* [Short problem]:
Transcribe the records that follow exactly. Skip the pictures.

* [Records for the task]:
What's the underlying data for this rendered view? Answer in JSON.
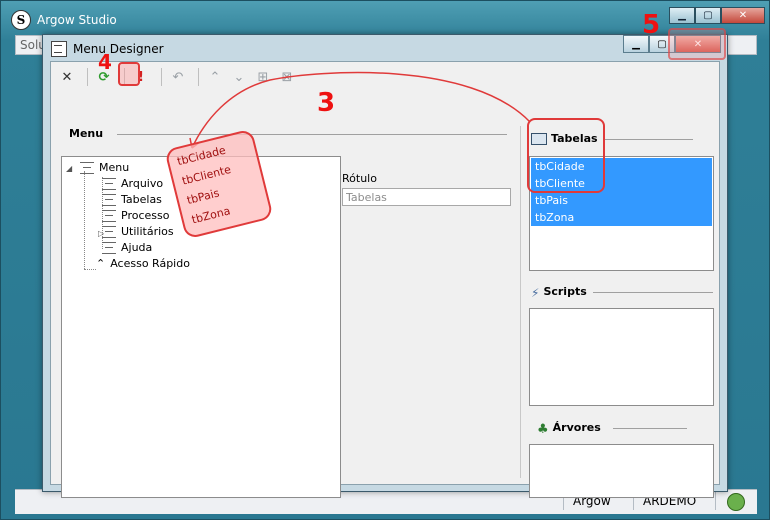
{
  "background_window": {
    "title": "Argow Studio",
    "menu_text": "Solu",
    "status": {
      "user": "Argow",
      "db": "ARDEMO"
    }
  },
  "dialog": {
    "title": "Menu Designer"
  },
  "toolbar": {
    "icons": [
      "close-icon",
      "refresh-icon",
      "warning-icon",
      "undo-icon",
      "move-up-icon",
      "move-down-icon",
      "add-item-icon",
      "remove-item-icon"
    ]
  },
  "menu_panel": {
    "header": "Menu",
    "tree": {
      "root": "Menu",
      "children": [
        "Arquivo",
        "Tabelas",
        "Processo",
        "Utilitários",
        "Ajuda"
      ],
      "sibling": "Acesso Rápido"
    }
  },
  "properties": {
    "label": "Rótulo",
    "value": "Tabelas"
  },
  "tabelas_panel": {
    "header": "Tabelas",
    "items": [
      "tbCidade",
      "tbCliente",
      "tbPais",
      "tbZona"
    ]
  },
  "scripts_panel": {
    "header": "Scripts"
  },
  "arvores_panel": {
    "header": "Árvores"
  },
  "annotations": {
    "step3": "3",
    "step4": "4",
    "step5": "5",
    "callout_items": [
      "tbCidade",
      "tbCliente",
      "tbPais",
      "tbZona"
    ]
  },
  "colors": {
    "selection": "#3399ff",
    "annotation": "#e03a3a"
  }
}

* [Problem solution]:
What's the underlying data for this rendered view? Answer in JSON.
{
  "background_window": {
    "title": "Argow Studio",
    "menu_text": "Solu",
    "status": {
      "user": "Argow",
      "db": "ARDEMO"
    }
  },
  "dialog": {
    "title": "Menu Designer"
  },
  "toolbar": {
    "icons": [
      "close-icon",
      "refresh-icon",
      "warning-icon",
      "undo-icon",
      "move-up-icon",
      "move-down-icon",
      "add-item-icon",
      "remove-item-icon"
    ]
  },
  "menu_panel": {
    "header": "Menu",
    "tree": {
      "root": "Menu",
      "children": [
        "Arquivo",
        "Tabelas",
        "Processo",
        "Utilitários",
        "Ajuda"
      ],
      "sibling": "Acesso Rápido"
    }
  },
  "properties": {
    "label": "Rótulo",
    "value": "Tabelas"
  },
  "tabelas_panel": {
    "header": "Tabelas",
    "items": [
      "tbCidade",
      "tbCliente",
      "tbPais",
      "tbZona"
    ]
  },
  "scripts_panel": {
    "header": "Scripts"
  },
  "arvores_panel": {
    "header": "Árvores"
  },
  "annotations": {
    "step3": "3",
    "step4": "4",
    "step5": "5",
    "callout_items": [
      "tbCidade",
      "tbCliente",
      "tbPais",
      "tbZona"
    ]
  },
  "colors": {
    "selection": "#3399ff",
    "annotation": "#e03a3a"
  }
}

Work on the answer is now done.